WHAT IS BEING ASKED ::
Retype the data below without altering anything.

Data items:
━━━

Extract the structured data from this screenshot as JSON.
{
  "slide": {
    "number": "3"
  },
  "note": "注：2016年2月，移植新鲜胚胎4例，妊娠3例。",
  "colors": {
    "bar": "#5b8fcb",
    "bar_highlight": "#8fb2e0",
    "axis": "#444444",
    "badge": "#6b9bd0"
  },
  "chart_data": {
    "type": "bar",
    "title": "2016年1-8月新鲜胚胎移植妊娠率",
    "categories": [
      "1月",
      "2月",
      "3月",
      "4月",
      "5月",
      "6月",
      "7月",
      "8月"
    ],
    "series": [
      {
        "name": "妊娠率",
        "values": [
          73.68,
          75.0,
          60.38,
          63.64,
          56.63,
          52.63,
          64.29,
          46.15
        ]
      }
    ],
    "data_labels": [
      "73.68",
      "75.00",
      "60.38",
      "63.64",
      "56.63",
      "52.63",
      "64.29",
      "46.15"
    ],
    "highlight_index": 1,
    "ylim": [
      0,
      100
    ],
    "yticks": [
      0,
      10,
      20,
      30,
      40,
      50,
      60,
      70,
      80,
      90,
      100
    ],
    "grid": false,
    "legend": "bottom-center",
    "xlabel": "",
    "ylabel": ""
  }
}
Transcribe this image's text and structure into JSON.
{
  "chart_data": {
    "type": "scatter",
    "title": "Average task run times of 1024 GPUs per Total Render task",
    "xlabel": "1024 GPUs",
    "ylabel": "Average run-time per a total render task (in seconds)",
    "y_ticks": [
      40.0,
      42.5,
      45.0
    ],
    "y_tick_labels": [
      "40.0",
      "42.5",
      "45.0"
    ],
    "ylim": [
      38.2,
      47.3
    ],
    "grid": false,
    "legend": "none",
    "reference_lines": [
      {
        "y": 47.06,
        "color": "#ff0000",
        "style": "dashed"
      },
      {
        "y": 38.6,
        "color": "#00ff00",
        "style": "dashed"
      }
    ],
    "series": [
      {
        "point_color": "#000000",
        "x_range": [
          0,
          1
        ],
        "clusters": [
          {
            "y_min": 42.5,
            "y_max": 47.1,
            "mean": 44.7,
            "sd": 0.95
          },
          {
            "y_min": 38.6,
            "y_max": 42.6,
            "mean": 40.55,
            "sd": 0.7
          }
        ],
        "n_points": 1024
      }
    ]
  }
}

━━━

FINISHED EXERCISE ::
Extract the structured data from this screenshot as JSON.
{
  "slide": {
    "number": "3"
  },
  "note": "注：2016年2月，移植新鲜胚胎4例，妊娠3例。",
  "colors": {
    "bar": "#5b8fcb",
    "bar_highlight": "#8fb2e0",
    "axis": "#444444",
    "badge": "#6b9bd0"
  },
  "chart_data": {
    "type": "bar",
    "title": "2016年1-8月新鲜胚胎移植妊娠率",
    "categories": [
      "1月",
      "2月",
      "3月",
      "4月",
      "5月",
      "6月",
      "7月",
      "8月"
    ],
    "series": [
      {
        "name": "妊娠率",
        "values": [
          73.68,
          75.0,
          60.38,
          63.64,
          56.63,
          52.63,
          64.29,
          46.15
        ]
      }
    ],
    "data_labels": [
      "73.68",
      "75.00",
      "60.38",
      "63.64",
      "56.63",
      "52.63",
      "64.29",
      "46.15"
    ],
    "highlight_index": 1,
    "ylim": [
      0,
      100
    ],
    "yticks": [
      0,
      10,
      20,
      30,
      40,
      50,
      60,
      70,
      80,
      90,
      100
    ],
    "grid": false,
    "legend": "bottom-center",
    "xlabel": "",
    "ylabel": ""
  }
}
Transcribe this image's text and structure into JSON.
{
  "chart_data": {
    "type": "scatter",
    "title": "Average task run times of 1024 GPUs per Total Render task",
    "xlabel": "1024 GPUs",
    "ylabel": "Average run-time per a total render task (in seconds)",
    "y_ticks": [
      40.0,
      42.5,
      45.0
    ],
    "y_tick_labels": [
      "40.0",
      "42.5",
      "45.0"
    ],
    "ylim": [
      38.2,
      47.3
    ],
    "grid": false,
    "legend": "none",
    "reference_lines": [
      {
        "y": 47.06,
        "color": "#ff0000",
        "style": "dashed"
      },
      {
        "y": 38.6,
        "color": "#00ff00",
        "style": "dashed"
      }
    ],
    "series": [
      {
        "point_color": "#000000",
        "x_range": [
          0,
          1
        ],
        "clusters": [
          {
            "y_min": 42.5,
            "y_max": 47.1,
            "mean": 44.7,
            "sd": 0.95
          },
          {
            "y_min": 38.6,
            "y_max": 42.6,
            "mean": 40.55,
            "sd": 0.7
          }
        ],
        "n_points": 1024
      }
    ]
  }
}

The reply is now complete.